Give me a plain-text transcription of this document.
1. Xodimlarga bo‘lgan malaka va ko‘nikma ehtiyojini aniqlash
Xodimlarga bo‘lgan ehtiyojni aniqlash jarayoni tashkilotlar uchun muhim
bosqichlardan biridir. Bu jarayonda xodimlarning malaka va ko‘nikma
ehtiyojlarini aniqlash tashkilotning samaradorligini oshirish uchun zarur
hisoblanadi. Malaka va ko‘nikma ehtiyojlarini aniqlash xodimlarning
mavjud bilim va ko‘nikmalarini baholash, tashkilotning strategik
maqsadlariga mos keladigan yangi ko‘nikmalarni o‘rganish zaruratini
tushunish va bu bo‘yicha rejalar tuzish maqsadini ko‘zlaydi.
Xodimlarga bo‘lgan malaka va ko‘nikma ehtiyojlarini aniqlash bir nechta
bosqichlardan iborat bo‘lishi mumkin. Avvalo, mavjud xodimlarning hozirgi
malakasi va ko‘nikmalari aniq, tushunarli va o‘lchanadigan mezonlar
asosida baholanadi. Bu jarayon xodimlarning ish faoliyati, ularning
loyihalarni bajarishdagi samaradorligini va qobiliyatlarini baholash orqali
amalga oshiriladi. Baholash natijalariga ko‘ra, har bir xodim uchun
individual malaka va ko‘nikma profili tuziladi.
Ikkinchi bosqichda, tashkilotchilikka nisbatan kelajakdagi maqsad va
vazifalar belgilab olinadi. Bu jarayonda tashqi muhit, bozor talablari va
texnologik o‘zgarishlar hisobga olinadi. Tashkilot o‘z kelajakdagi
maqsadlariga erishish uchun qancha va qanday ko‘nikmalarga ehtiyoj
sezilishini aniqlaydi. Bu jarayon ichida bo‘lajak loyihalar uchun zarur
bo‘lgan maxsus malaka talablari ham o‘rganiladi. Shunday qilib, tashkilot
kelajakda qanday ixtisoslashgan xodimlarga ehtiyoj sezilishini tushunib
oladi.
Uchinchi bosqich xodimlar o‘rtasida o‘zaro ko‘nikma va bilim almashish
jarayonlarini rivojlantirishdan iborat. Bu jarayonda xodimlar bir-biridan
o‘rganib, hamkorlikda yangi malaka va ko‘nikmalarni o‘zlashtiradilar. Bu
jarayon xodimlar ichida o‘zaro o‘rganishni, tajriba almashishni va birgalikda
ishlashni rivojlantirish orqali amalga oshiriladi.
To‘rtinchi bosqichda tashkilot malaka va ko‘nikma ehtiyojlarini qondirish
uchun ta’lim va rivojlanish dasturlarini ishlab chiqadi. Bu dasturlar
--
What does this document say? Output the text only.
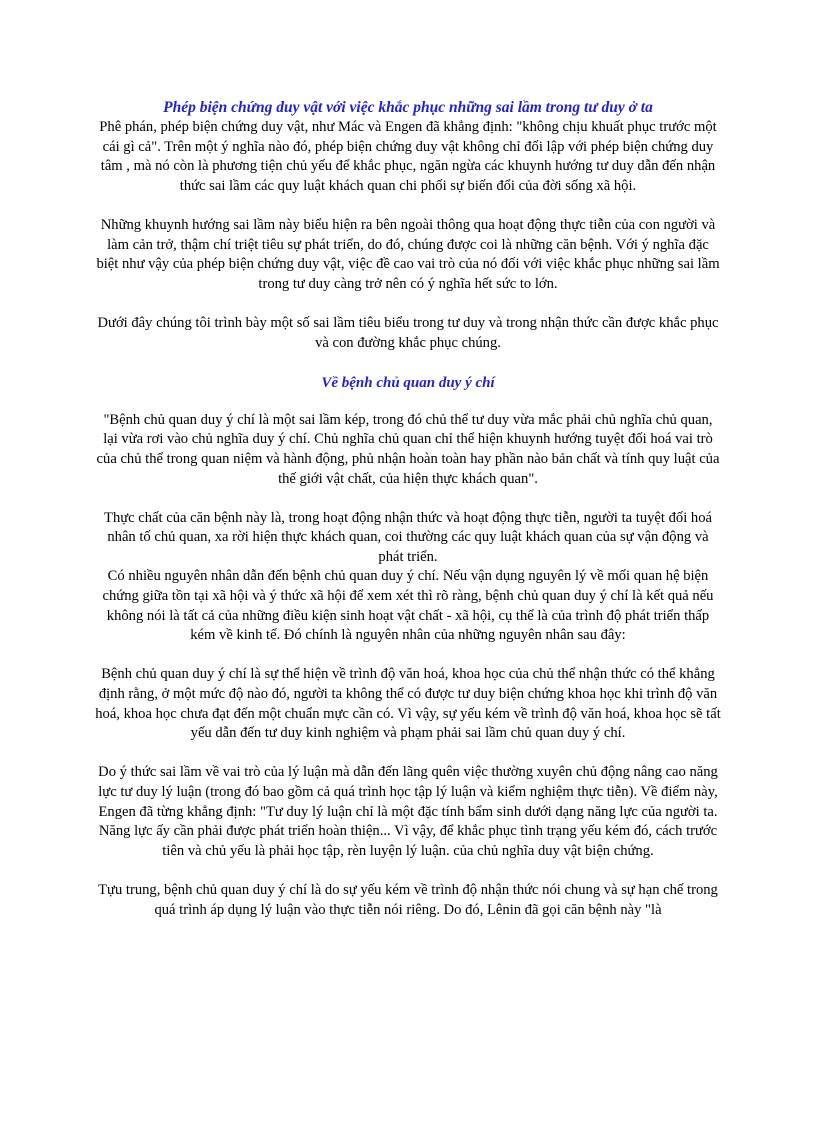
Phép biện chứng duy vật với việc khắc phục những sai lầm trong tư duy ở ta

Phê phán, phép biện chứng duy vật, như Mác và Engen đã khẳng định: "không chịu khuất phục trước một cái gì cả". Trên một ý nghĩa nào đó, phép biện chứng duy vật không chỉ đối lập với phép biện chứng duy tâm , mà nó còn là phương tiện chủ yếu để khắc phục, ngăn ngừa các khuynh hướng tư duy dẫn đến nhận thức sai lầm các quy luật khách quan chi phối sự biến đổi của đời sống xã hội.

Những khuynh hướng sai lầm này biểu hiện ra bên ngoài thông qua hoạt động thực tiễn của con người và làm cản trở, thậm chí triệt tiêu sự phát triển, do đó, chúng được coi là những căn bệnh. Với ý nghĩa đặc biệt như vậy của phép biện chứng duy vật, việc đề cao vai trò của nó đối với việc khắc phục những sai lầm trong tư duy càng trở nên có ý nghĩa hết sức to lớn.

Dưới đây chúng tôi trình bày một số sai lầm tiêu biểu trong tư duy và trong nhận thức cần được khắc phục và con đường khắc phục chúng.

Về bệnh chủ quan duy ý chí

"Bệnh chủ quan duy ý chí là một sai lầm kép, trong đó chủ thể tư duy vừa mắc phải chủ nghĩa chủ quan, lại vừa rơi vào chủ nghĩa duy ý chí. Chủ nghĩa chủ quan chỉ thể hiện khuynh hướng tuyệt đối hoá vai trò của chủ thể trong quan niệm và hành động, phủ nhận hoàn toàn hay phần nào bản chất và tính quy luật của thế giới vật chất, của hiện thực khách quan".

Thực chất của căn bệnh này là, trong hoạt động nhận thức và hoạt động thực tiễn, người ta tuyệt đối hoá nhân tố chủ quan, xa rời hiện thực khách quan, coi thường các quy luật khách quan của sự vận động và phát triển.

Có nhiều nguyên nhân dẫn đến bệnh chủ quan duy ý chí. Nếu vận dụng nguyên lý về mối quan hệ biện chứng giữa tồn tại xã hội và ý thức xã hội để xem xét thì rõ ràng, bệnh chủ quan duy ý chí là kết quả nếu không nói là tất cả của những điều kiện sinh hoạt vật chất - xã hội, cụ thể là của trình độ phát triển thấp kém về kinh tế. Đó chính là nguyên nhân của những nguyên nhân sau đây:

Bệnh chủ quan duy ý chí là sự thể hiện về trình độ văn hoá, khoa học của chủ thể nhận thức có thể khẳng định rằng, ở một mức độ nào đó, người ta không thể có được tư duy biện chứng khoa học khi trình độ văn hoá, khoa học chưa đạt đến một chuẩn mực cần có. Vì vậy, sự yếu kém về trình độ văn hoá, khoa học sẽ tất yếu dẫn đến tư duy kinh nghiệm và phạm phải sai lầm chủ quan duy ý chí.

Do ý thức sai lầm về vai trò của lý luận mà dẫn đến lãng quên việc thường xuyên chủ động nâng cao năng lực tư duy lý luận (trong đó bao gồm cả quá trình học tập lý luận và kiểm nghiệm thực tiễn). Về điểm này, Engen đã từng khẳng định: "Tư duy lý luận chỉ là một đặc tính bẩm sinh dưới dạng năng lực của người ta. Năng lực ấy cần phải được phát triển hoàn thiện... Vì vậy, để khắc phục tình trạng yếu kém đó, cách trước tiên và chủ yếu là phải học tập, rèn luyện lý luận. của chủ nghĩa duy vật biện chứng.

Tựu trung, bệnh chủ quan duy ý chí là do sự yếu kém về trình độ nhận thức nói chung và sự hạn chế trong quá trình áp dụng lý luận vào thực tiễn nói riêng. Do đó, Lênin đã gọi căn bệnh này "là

▶ _The task_
Extract from the data every line where "thức" shows up.

▶ _Response to this task_
Phê phán, phép biện chứng duy vật, như Mác và Engen đã khẳng định: "không chịu khuất phục trước một cái gì cả". Trên một ý nghĩa nào đó, phép biện chứng duy vật không chỉ đối lập với phép biện chứng duy tâm , mà nó còn là phương tiện chủ yếu để khắc phục, ngăn ngừa các khuynh hướng tư duy dẫn đến nhận thức sai lầm các quy luật khách quan chi phối sự biến đổi của đời sống xã hội.
Dưới đây chúng tôi trình bày một số sai lầm tiêu biểu trong tư duy và trong nhận thức cần được khắc phục và con đường khắc phục chúng.
Thực chất của căn bệnh này là, trong hoạt động nhận thức và hoạt động thực tiễn, người ta tuyệt đối hoá nhân tố chủ quan, xa rời hiện thực khách quan, coi thường các quy luật khách quan của sự vận động và phát triển.
Có nhiều nguyên nhân dẫn đến bệnh chủ quan duy ý chí. Nếu vận dụng nguyên lý về mối quan hệ biện chứng giữa tồn tại xã hội và ý thức xã hội để xem xét thì rõ ràng, bệnh chủ quan duy ý chí là kết quả nếu không nói là tất cả của những điều kiện sinh hoạt vật chất - xã hội, cụ thể là của trình độ phát triển thấp kém về kinh tế. Đó chính là nguyên nhân của những nguyên nhân sau đây:
Bệnh chủ quan duy ý chí là sự thể hiện về trình độ văn hoá, khoa học của chủ thể nhận thức có thể khẳng định rằng, ở một mức độ nào đó, người ta không thể có được tư duy biện chứng khoa học khi trình độ văn hoá, khoa học chưa đạt đến một chuẩn mực cần có. Vì vậy, sự yếu kém về trình độ văn hoá, khoa học sẽ tất yếu dẫn đến tư duy kinh nghiệm và phạm phải sai lầm chủ quan duy ý chí.
Do ý thức sai lầm về vai trò của lý luận mà dẫn đến lãng quên việc thường xuyên chủ động nâng cao năng lực tư duy lý luận (trong đó bao gồm cả quá trình học tập lý luận và kiểm nghiệm thực tiễn). Về điểm này, Engen đã từng khẳng định: "Tư duy lý luận chỉ là một đặc tính bẩm sinh dưới dạng năng lực của người ta. Năng lực ấy cần phải được phát triển hoàn thiện... Vì vậy, để khắc phục tình trạng yếu kém đó, cách trước tiên và chủ yếu là phải học tập, rèn luyện lý luận. của chủ nghĩa duy vật biện chứng.
Tựu trung, bệnh chủ quan duy ý chí là do sự yếu kém về trình độ nhận thức nói chung và sự hạn chế trong quá trình áp dụng lý luận vào thực tiễn nói riêng. Do đó, Lênin đã gọi căn bệnh này "là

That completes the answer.